§ **Material provided**
++++
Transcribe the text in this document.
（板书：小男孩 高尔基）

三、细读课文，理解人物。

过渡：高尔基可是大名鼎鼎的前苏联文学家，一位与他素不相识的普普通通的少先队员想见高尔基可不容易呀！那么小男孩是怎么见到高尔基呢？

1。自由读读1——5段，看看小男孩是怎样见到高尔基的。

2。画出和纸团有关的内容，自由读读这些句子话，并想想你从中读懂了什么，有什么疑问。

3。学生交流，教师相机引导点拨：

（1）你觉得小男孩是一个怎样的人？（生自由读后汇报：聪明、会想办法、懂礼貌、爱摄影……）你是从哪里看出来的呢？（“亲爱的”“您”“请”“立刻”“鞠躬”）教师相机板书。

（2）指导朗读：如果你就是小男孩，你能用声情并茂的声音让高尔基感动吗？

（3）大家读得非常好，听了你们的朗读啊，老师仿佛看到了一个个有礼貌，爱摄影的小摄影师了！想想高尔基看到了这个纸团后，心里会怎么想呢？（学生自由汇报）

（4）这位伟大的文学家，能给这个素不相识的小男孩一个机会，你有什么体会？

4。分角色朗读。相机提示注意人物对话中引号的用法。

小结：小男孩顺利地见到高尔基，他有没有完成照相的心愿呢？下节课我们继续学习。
++++
§ **Work to complete**
Could you transcribe the records in full, exactly?

§ **The response**
Transcribe the text in this document.
（板书：小男孩 高尔基）

三、细读课文，理解人物。

过渡：高尔基可是大名鼎鼎的前苏联文学家，一位与他素不相识的普普通通的少先队员想见高尔基可不容易呀！那么小男孩是怎么见到高尔基呢？

1。自由读读1——5段，看看小男孩是怎样见到高尔基的。

2。画出和纸团有关的内容，自由读读这些句子话，并想想你从中读懂了什么，有什么疑问。

3。学生交流，教师相机引导点拨：

（1）你觉得小男孩是一个怎样的人？（生自由读后汇报：聪明、会想办法、懂礼貌、爱摄影……）你是从哪里看出来的呢？（“亲爱的”“您”“请”“立刻”“鞠躬”）教师相机板书。

（2）指导朗读：如果你就是小男孩，你能用声情并茂的声音让高尔基感动吗？

（3）大家读得非常好，听了你们的朗读啊，老师仿佛看到了一个个有礼貌，爱摄影的小摄影师了！想想高尔基看到了这个纸团后，心里会怎么想呢？（学生自由汇报）

（4）这位伟大的文学家，能给这个素不相识的小男孩一个机会，你有什么体会？

4。分角色朗读。相机提示注意人物对话中引号的用法。

小结：小男孩顺利地见到高尔基，他有没有完成照相的心愿呢？下节课我们继续学习。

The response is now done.